**Items from a dataset**
::::::
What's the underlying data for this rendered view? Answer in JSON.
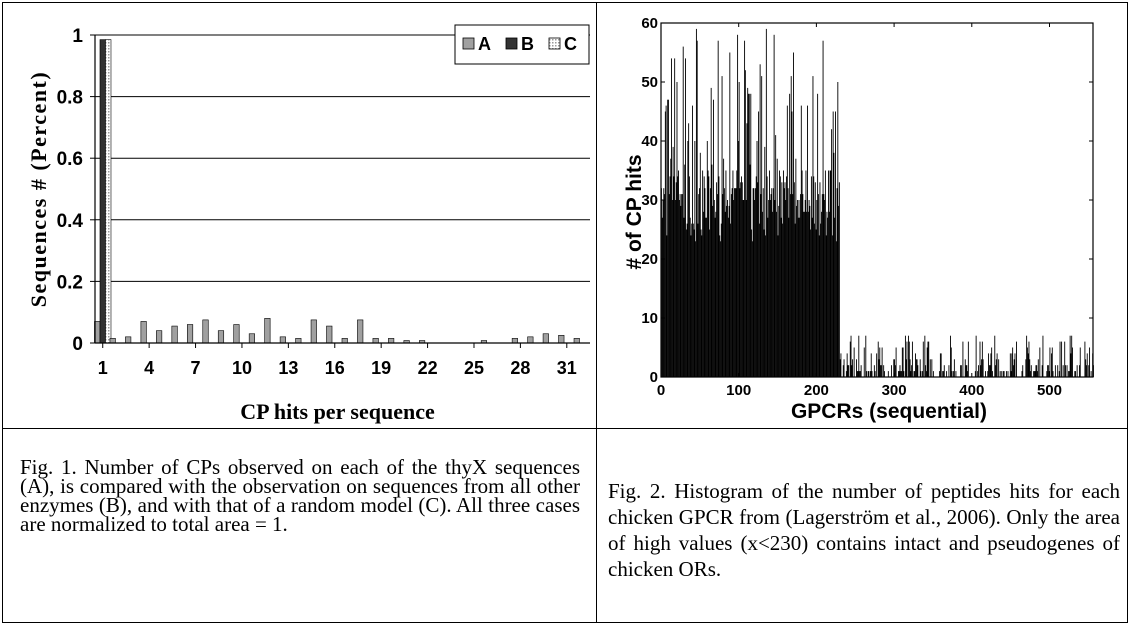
{
  "chart_data": [
    {
      "type": "bar",
      "xlabel": "CP hits per sequence",
      "ylabel": "Sequences # (Percent)",
      "ylim": [
        0,
        1
      ],
      "yticks": [
        "0",
        "0.2",
        "0.4",
        "0.6",
        "0.8",
        "1"
      ],
      "categories": [
        1,
        2,
        3,
        4,
        5,
        6,
        7,
        8,
        9,
        10,
        11,
        12,
        13,
        14,
        15,
        16,
        17,
        18,
        19,
        20,
        21,
        22,
        23,
        24,
        25,
        26,
        27,
        28,
        29,
        30,
        31,
        32
      ],
      "xtick_labels": [
        "1",
        "4",
        "7",
        "10",
        "13",
        "16",
        "19",
        "22",
        "25",
        "28",
        "31"
      ],
      "grid": true,
      "legend_position": "top-right",
      "series": [
        {
          "name": "A",
          "color": "#a0a0a0",
          "values": [
            0.07,
            0.015,
            0.02,
            0.07,
            0.04,
            0.055,
            0.06,
            0.075,
            0.04,
            0.06,
            0.03,
            0.08,
            0.02,
            0.015,
            0.075,
            0.055,
            0.015,
            0.075,
            0.015,
            0.015,
            0.008,
            0.008,
            0,
            0,
            0,
            0.008,
            0,
            0.015,
            0.02,
            0.03,
            0.025,
            0.015
          ]
        },
        {
          "name": "B",
          "color": "#333333",
          "values": [
            0.985,
            0,
            0,
            0,
            0,
            0,
            0,
            0,
            0,
            0,
            0,
            0,
            0,
            0,
            0,
            0,
            0,
            0,
            0,
            0,
            0,
            0,
            0,
            0,
            0,
            0,
            0,
            0,
            0,
            0,
            0,
            0
          ]
        },
        {
          "name": "C",
          "color": "#dddddd",
          "pattern": "dotted",
          "values": [
            0.985,
            0,
            0,
            0,
            0,
            0,
            0,
            0,
            0,
            0,
            0,
            0,
            0,
            0,
            0,
            0,
            0,
            0,
            0,
            0,
            0,
            0,
            0,
            0,
            0,
            0,
            0,
            0,
            0,
            0,
            0,
            0
          ]
        }
      ]
    },
    {
      "type": "bar",
      "xlabel": "GPCRs (sequential)",
      "ylabel": "# of CP hits",
      "xlim": [
        0,
        556
      ],
      "ylim": [
        0,
        60
      ],
      "xticks": [
        0,
        100,
        200,
        300,
        400,
        500
      ],
      "yticks": [
        0,
        10,
        20,
        30,
        40,
        50,
        60
      ],
      "color": "#000000",
      "description_high_region_cutoff": 230,
      "bin_width": 1,
      "segments": [
        {
          "x_start": 0,
          "x_end": 229,
          "min": 12,
          "max": 59,
          "typical": 28
        },
        {
          "x_start": 230,
          "x_end": 556,
          "min": 0,
          "max": 7,
          "typical": 2
        }
      ],
      "peaks": [
        [
          0,
          32
        ],
        [
          5,
          45
        ],
        [
          13,
          54
        ],
        [
          17,
          54
        ],
        [
          45,
          59
        ],
        [
          78,
          51
        ],
        [
          98,
          58
        ],
        [
          107,
          57
        ],
        [
          125,
          45
        ],
        [
          135,
          59
        ],
        [
          145,
          58
        ],
        [
          170,
          55
        ],
        [
          180,
          46
        ],
        [
          198,
          33
        ],
        [
          224,
          45
        ]
      ]
    }
  ],
  "captions": {
    "fig1": "Fig. 1. Number of CPs observed on each of the thyX sequences (A), is compared with the observation on sequences from all other enzymes (B), and with that of a random model (C). All three cases are normalized to total area = 1.",
    "fig2": "Fig. 2. Histogram of the number of peptides hits for each chicken GPCR from (Lagerström et al., 2006). Only the area of high values (x<230) contains intact and pseudogenes of chicken ORs."
  }
}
::::::
**WHAT IS EXPECTED**
Search each line of the data above for "color", and copy the lines where it occurs.

**SOLUTION FOR THIS EXERCISE**
          "color": "#a0a0a0",
          "color": "#333333",
          "color": "#dddddd",
      "color": "#000000",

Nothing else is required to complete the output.